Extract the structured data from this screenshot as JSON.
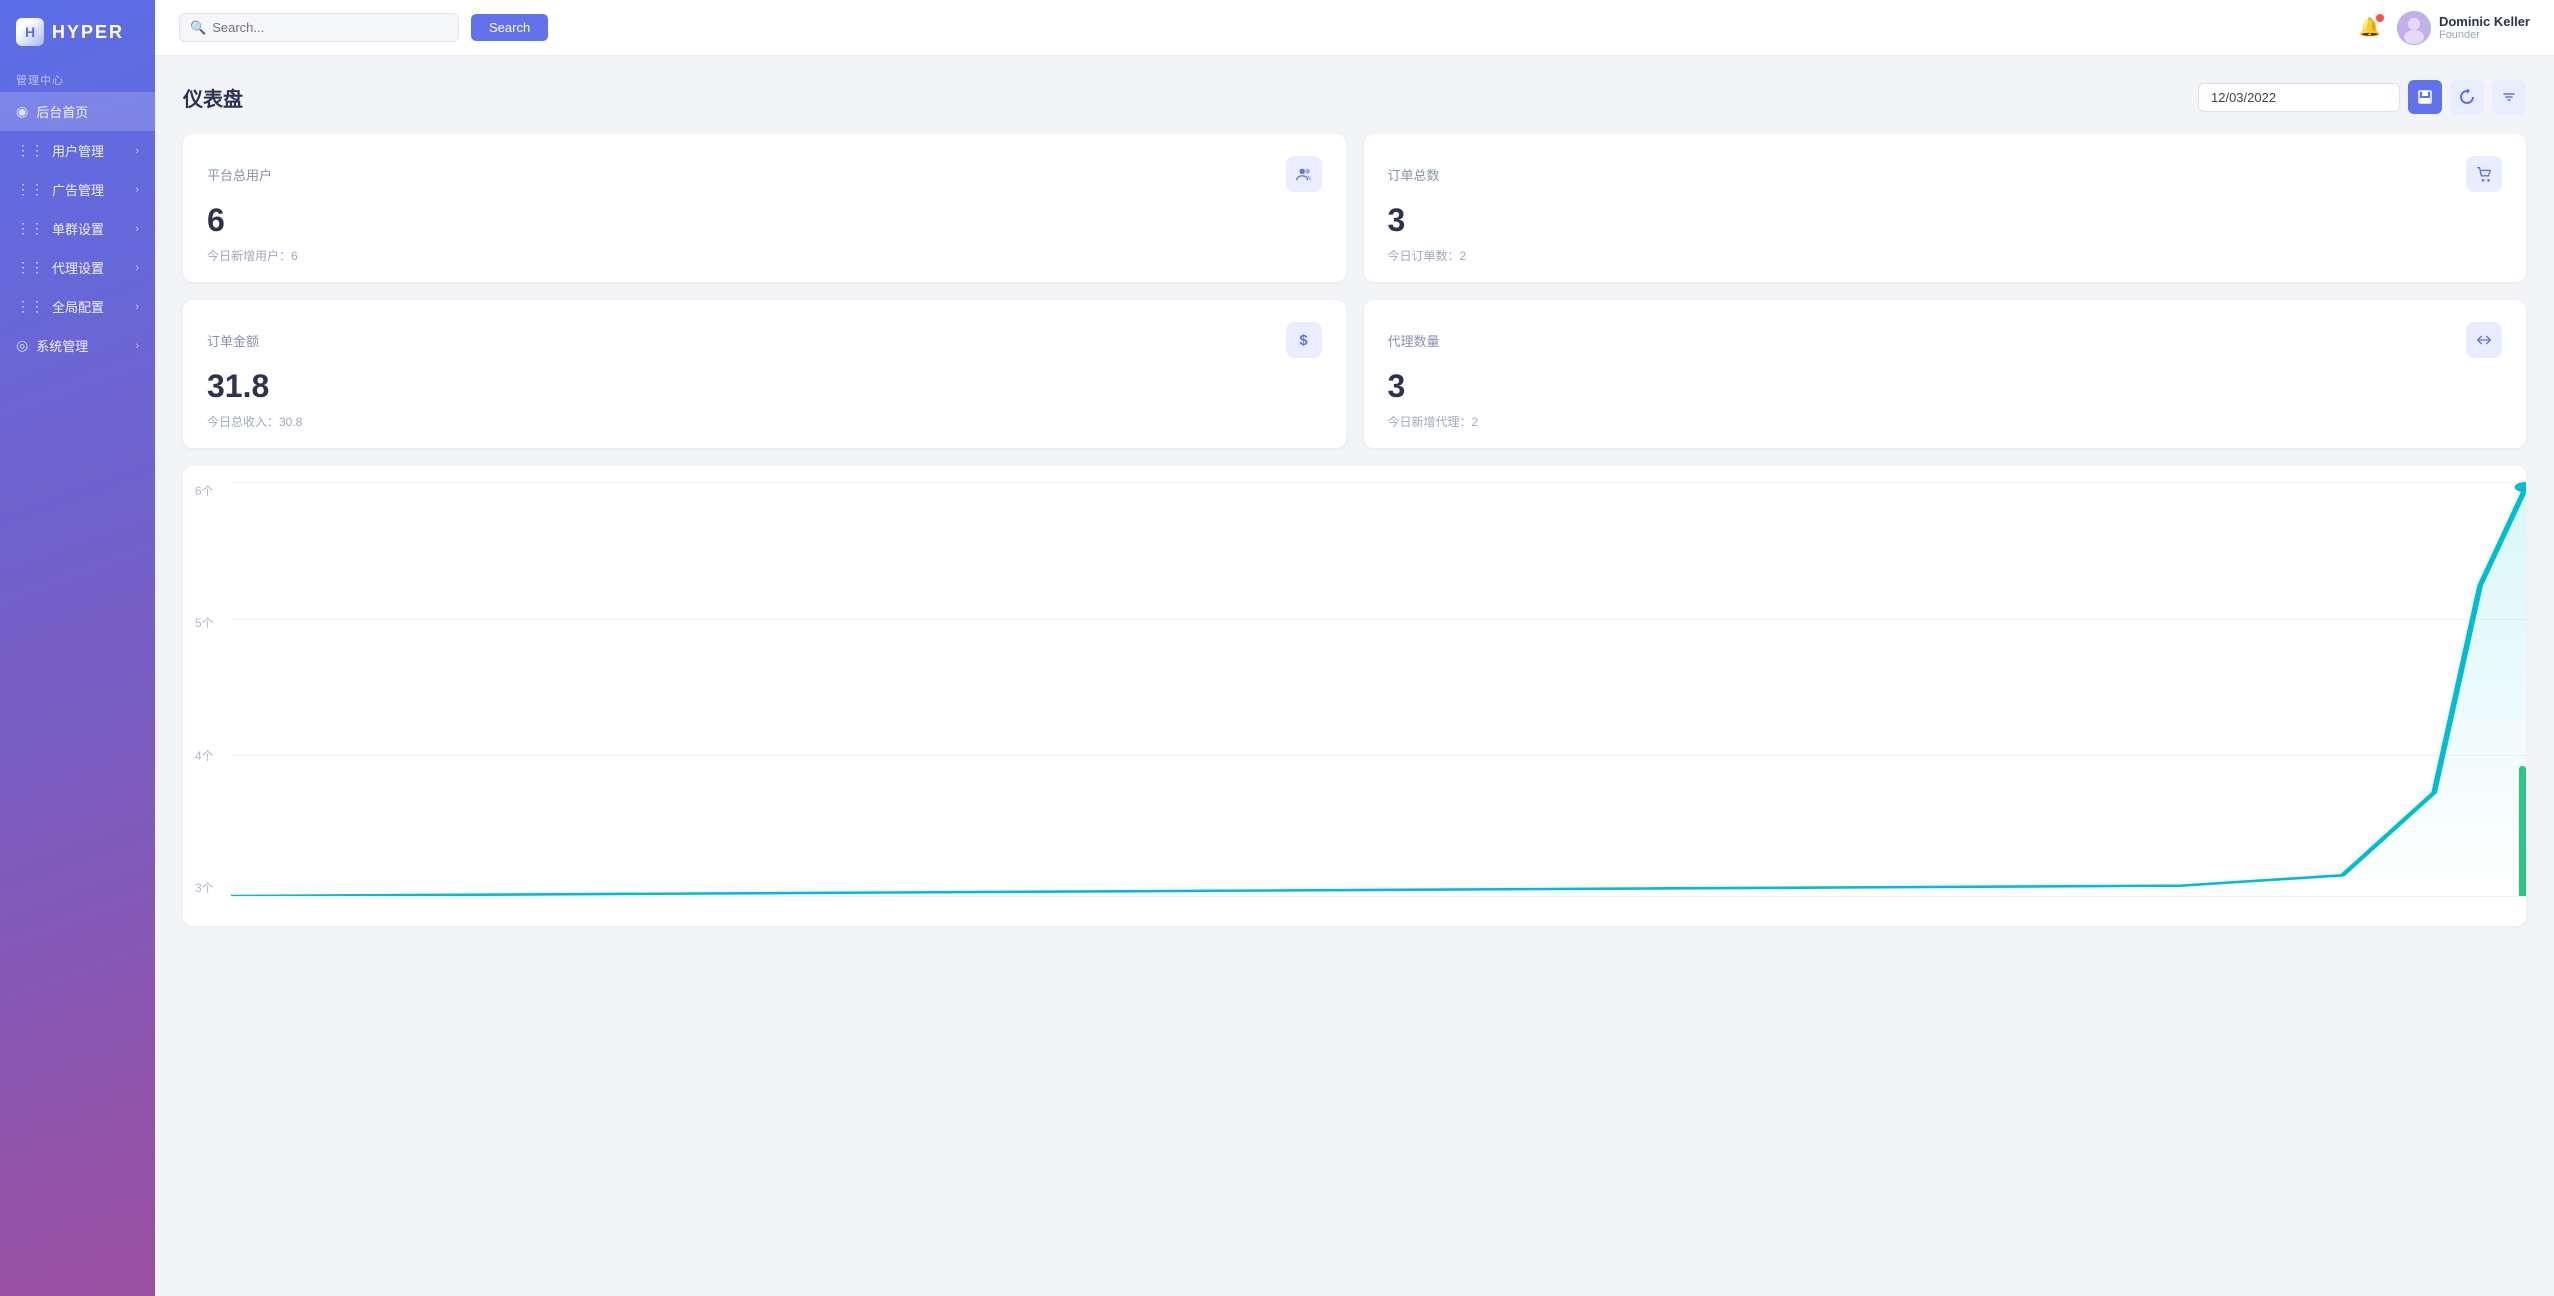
{
  "app": {
    "name": "HYPER"
  },
  "sidebar": {
    "section_label": "管理中心",
    "items": [
      {
        "id": "home",
        "label": "后台首页",
        "icon": "⊙",
        "active": true,
        "has_chevron": false
      },
      {
        "id": "users",
        "label": "用户管理",
        "icon": "☰",
        "active": false,
        "has_chevron": true
      },
      {
        "id": "ads",
        "label": "广告管理",
        "icon": "☰",
        "active": false,
        "has_chevron": true
      },
      {
        "id": "orders",
        "label": "单群设置",
        "icon": "☰",
        "active": false,
        "has_chevron": true
      },
      {
        "id": "agent",
        "label": "代理设置",
        "icon": "☰",
        "active": false,
        "has_chevron": true
      },
      {
        "id": "global",
        "label": "全局配置",
        "icon": "☰",
        "active": false,
        "has_chevron": true
      },
      {
        "id": "system",
        "label": "系统管理",
        "icon": "⊙",
        "active": false,
        "has_chevron": true
      }
    ]
  },
  "topbar": {
    "search_placeholder": "Search...",
    "search_button_label": "Search",
    "user": {
      "name": "Dominic Keller",
      "role": "Founder"
    }
  },
  "page": {
    "title": "仪表盘",
    "date": "12/03/2022"
  },
  "stats": [
    {
      "id": "total-users",
      "title": "平台总用户",
      "value": "6",
      "sub": "今日新增用户：6",
      "icon": "👥",
      "icon_type": "users"
    },
    {
      "id": "total-orders",
      "title": "订单总数",
      "value": "3",
      "sub": "今日订单数：2",
      "icon": "🛒",
      "icon_type": "cart"
    },
    {
      "id": "order-amount",
      "title": "订单金额",
      "value": "31.8",
      "sub": "今日总收入：30.8",
      "icon": "$",
      "icon_type": "dollar"
    },
    {
      "id": "agent-count",
      "title": "代理数量",
      "value": "3",
      "sub": "今日新增代理：2",
      "icon": "↔",
      "icon_type": "arrows"
    }
  ],
  "chart": {
    "y_labels": [
      "6个",
      "5个",
      "4个",
      "3个"
    ],
    "grid_lines": [
      0,
      25,
      50,
      75,
      100
    ]
  },
  "action_buttons": [
    {
      "id": "save",
      "icon": "💾",
      "variant": "blue"
    },
    {
      "id": "refresh",
      "icon": "↻",
      "variant": "light-blue"
    },
    {
      "id": "filter",
      "icon": "▼",
      "variant": "light-blue2"
    }
  ]
}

* **EXERCISE TASK**
Write out every record above exactly as it stands, but leave out the pictures.

* **COMPLETE ANSWER**
Extract the structured data from this screenshot as JSON.
{
  "app": {
    "name": "HYPER"
  },
  "sidebar": {
    "section_label": "管理中心",
    "items": [
      {
        "id": "home",
        "label": "后台首页",
        "icon": "⊙",
        "active": true,
        "has_chevron": false
      },
      {
        "id": "users",
        "label": "用户管理",
        "icon": "☰",
        "active": false,
        "has_chevron": true
      },
      {
        "id": "ads",
        "label": "广告管理",
        "icon": "☰",
        "active": false,
        "has_chevron": true
      },
      {
        "id": "orders",
        "label": "单群设置",
        "icon": "☰",
        "active": false,
        "has_chevron": true
      },
      {
        "id": "agent",
        "label": "代理设置",
        "icon": "☰",
        "active": false,
        "has_chevron": true
      },
      {
        "id": "global",
        "label": "全局配置",
        "icon": "☰",
        "active": false,
        "has_chevron": true
      },
      {
        "id": "system",
        "label": "系统管理",
        "icon": "⊙",
        "active": false,
        "has_chevron": true
      }
    ]
  },
  "topbar": {
    "search_placeholder": "Search...",
    "search_button_label": "Search",
    "user": {
      "name": "Dominic Keller",
      "role": "Founder"
    }
  },
  "page": {
    "title": "仪表盘",
    "date": "12/03/2022"
  },
  "stats": [
    {
      "id": "total-users",
      "title": "平台总用户",
      "value": "6",
      "sub": "今日新增用户：6",
      "icon": "👥",
      "icon_type": "users"
    },
    {
      "id": "total-orders",
      "title": "订单总数",
      "value": "3",
      "sub": "今日订单数：2",
      "icon": "🛒",
      "icon_type": "cart"
    },
    {
      "id": "order-amount",
      "title": "订单金额",
      "value": "31.8",
      "sub": "今日总收入：30.8",
      "icon": "$",
      "icon_type": "dollar"
    },
    {
      "id": "agent-count",
      "title": "代理数量",
      "value": "3",
      "sub": "今日新增代理：2",
      "icon": "↔",
      "icon_type": "arrows"
    }
  ],
  "chart": {
    "y_labels": [
      "6个",
      "5个",
      "4个",
      "3个"
    ],
    "grid_lines": [
      0,
      25,
      50,
      75,
      100
    ]
  },
  "action_buttons": [
    {
      "id": "save",
      "icon": "💾",
      "variant": "blue"
    },
    {
      "id": "refresh",
      "icon": "↻",
      "variant": "light-blue"
    },
    {
      "id": "filter",
      "icon": "▼",
      "variant": "light-blue2"
    }
  ]
}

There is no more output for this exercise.